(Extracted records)
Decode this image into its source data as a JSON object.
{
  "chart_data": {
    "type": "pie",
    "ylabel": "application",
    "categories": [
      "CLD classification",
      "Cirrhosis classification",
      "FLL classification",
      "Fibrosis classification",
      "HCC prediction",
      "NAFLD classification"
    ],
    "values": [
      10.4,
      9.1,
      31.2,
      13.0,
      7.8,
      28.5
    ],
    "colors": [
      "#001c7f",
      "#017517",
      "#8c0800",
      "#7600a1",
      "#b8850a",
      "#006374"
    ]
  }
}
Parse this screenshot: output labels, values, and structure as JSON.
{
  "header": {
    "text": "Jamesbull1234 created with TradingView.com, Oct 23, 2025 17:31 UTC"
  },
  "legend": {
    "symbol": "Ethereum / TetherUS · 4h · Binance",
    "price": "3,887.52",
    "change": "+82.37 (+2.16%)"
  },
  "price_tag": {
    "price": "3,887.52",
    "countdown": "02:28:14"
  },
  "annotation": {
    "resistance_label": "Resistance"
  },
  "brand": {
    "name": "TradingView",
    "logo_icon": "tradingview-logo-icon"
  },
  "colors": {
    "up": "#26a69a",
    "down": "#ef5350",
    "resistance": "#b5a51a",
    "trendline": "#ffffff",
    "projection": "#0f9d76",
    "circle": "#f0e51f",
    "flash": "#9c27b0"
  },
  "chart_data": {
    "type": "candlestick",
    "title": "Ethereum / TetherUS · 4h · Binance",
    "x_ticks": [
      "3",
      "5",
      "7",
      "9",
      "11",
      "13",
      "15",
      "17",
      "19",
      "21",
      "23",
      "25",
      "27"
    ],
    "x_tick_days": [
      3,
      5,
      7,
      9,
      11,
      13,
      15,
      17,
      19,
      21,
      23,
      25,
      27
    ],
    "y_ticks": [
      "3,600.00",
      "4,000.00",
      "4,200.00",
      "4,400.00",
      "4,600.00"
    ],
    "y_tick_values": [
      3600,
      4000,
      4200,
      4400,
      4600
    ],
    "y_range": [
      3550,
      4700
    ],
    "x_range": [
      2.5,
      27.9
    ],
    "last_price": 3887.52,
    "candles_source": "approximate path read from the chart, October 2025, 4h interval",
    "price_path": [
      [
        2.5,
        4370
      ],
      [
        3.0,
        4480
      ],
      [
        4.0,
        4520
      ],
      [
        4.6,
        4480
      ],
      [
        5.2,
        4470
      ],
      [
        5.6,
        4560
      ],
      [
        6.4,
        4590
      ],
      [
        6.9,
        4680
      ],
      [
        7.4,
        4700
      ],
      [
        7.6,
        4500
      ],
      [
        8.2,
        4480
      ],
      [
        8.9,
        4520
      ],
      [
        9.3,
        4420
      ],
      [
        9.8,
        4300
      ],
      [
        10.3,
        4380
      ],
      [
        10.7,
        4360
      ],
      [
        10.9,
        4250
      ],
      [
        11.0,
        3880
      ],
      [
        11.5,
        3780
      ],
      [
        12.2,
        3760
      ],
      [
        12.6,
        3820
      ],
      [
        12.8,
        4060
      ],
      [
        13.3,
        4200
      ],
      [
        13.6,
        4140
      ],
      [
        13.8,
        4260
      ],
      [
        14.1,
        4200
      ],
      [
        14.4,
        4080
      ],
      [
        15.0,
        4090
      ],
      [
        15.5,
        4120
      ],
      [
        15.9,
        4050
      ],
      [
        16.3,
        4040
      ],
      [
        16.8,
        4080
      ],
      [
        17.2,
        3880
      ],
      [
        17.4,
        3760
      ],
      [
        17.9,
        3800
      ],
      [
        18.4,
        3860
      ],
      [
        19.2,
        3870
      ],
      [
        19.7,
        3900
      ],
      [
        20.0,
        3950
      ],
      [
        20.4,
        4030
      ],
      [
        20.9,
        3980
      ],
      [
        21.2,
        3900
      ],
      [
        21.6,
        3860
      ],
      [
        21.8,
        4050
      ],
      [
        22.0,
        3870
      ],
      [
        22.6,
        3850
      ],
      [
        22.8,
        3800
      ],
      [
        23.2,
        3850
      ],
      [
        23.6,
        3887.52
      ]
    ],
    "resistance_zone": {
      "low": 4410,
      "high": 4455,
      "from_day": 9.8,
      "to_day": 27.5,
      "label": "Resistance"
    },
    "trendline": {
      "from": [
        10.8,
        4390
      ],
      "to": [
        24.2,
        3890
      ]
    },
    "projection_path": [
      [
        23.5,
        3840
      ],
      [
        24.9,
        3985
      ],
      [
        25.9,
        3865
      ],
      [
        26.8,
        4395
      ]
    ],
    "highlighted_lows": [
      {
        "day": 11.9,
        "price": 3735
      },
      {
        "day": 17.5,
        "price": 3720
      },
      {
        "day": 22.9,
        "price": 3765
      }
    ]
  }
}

WORK TO DO:
Could you quote the material above in full, exactly as it stands?

RESULT BELOW:
Decode this image into its source data as a JSON object.
{
  "chart_data": {
    "type": "pie",
    "ylabel": "application",
    "categories": [
      "CLD classification",
      "Cirrhosis classification",
      "FLL classification",
      "Fibrosis classification",
      "HCC prediction",
      "NAFLD classification"
    ],
    "values": [
      10.4,
      9.1,
      31.2,
      13.0,
      7.8,
      28.5
    ],
    "colors": [
      "#001c7f",
      "#017517",
      "#8c0800",
      "#7600a1",
      "#b8850a",
      "#006374"
    ]
  }
}
Parse this screenshot: output labels, values, and structure as JSON.
{
  "header": {
    "text": "Jamesbull1234 created with TradingView.com, Oct 23, 2025 17:31 UTC"
  },
  "legend": {
    "symbol": "Ethereum / TetherUS · 4h · Binance",
    "price": "3,887.52",
    "change": "+82.37 (+2.16%)"
  },
  "price_tag": {
    "price": "3,887.52",
    "countdown": "02:28:14"
  },
  "annotation": {
    "resistance_label": "Resistance"
  },
  "brand": {
    "name": "TradingView",
    "logo_icon": "tradingview-logo-icon"
  },
  "colors": {
    "up": "#26a69a",
    "down": "#ef5350",
    "resistance": "#b5a51a",
    "trendline": "#ffffff",
    "projection": "#0f9d76",
    "circle": "#f0e51f",
    "flash": "#9c27b0"
  },
  "chart_data": {
    "type": "candlestick",
    "title": "Ethereum / TetherUS · 4h · Binance",
    "x_ticks": [
      "3",
      "5",
      "7",
      "9",
      "11",
      "13",
      "15",
      "17",
      "19",
      "21",
      "23",
      "25",
      "27"
    ],
    "x_tick_days": [
      3,
      5,
      7,
      9,
      11,
      13,
      15,
      17,
      19,
      21,
      23,
      25,
      27
    ],
    "y_ticks": [
      "3,600.00",
      "4,000.00",
      "4,200.00",
      "4,400.00",
      "4,600.00"
    ],
    "y_tick_values": [
      3600,
      4000,
      4200,
      4400,
      4600
    ],
    "y_range": [
      3550,
      4700
    ],
    "x_range": [
      2.5,
      27.9
    ],
    "last_price": 3887.52,
    "candles_source": "approximate path read from the chart, October 2025, 4h interval",
    "price_path": [
      [
        2.5,
        4370
      ],
      [
        3.0,
        4480
      ],
      [
        4.0,
        4520
      ],
      [
        4.6,
        4480
      ],
      [
        5.2,
        4470
      ],
      [
        5.6,
        4560
      ],
      [
        6.4,
        4590
      ],
      [
        6.9,
        4680
      ],
      [
        7.4,
        4700
      ],
      [
        7.6,
        4500
      ],
      [
        8.2,
        4480
      ],
      [
        8.9,
        4520
      ],
      [
        9.3,
        4420
      ],
      [
        9.8,
        4300
      ],
      [
        10.3,
        4380
      ],
      [
        10.7,
        4360
      ],
      [
        10.9,
        4250
      ],
      [
        11.0,
        3880
      ],
      [
        11.5,
        3780
      ],
      [
        12.2,
        3760
      ],
      [
        12.6,
        3820
      ],
      [
        12.8,
        4060
      ],
      [
        13.3,
        4200
      ],
      [
        13.6,
        4140
      ],
      [
        13.8,
        4260
      ],
      [
        14.1,
        4200
      ],
      [
        14.4,
        4080
      ],
      [
        15.0,
        4090
      ],
      [
        15.5,
        4120
      ],
      [
        15.9,
        4050
      ],
      [
        16.3,
        4040
      ],
      [
        16.8,
        4080
      ],
      [
        17.2,
        3880
      ],
      [
        17.4,
        3760
      ],
      [
        17.9,
        3800
      ],
      [
        18.4,
        3860
      ],
      [
        19.2,
        3870
      ],
      [
        19.7,
        3900
      ],
      [
        20.0,
        3950
      ],
      [
        20.4,
        4030
      ],
      [
        20.9,
        3980
      ],
      [
        21.2,
        3900
      ],
      [
        21.6,
        3860
      ],
      [
        21.8,
        4050
      ],
      [
        22.0,
        3870
      ],
      [
        22.6,
        3850
      ],
      [
        22.8,
        3800
      ],
      [
        23.2,
        3850
      ],
      [
        23.6,
        3887.52
      ]
    ],
    "resistance_zone": {
      "low": 4410,
      "high": 4455,
      "from_day": 9.8,
      "to_day": 27.5,
      "label": "Resistance"
    },
    "trendline": {
      "from": [
        10.8,
        4390
      ],
      "to": [
        24.2,
        3890
      ]
    },
    "projection_path": [
      [
        23.5,
        3840
      ],
      [
        24.9,
        3985
      ],
      [
        25.9,
        3865
      ],
      [
        26.8,
        4395
      ]
    ],
    "highlighted_lows": [
      {
        "day": 11.9,
        "price": 3735
      },
      {
        "day": 17.5,
        "price": 3720
      },
      {
        "day": 22.9,
        "price": 3765
      }
    ]
  }
}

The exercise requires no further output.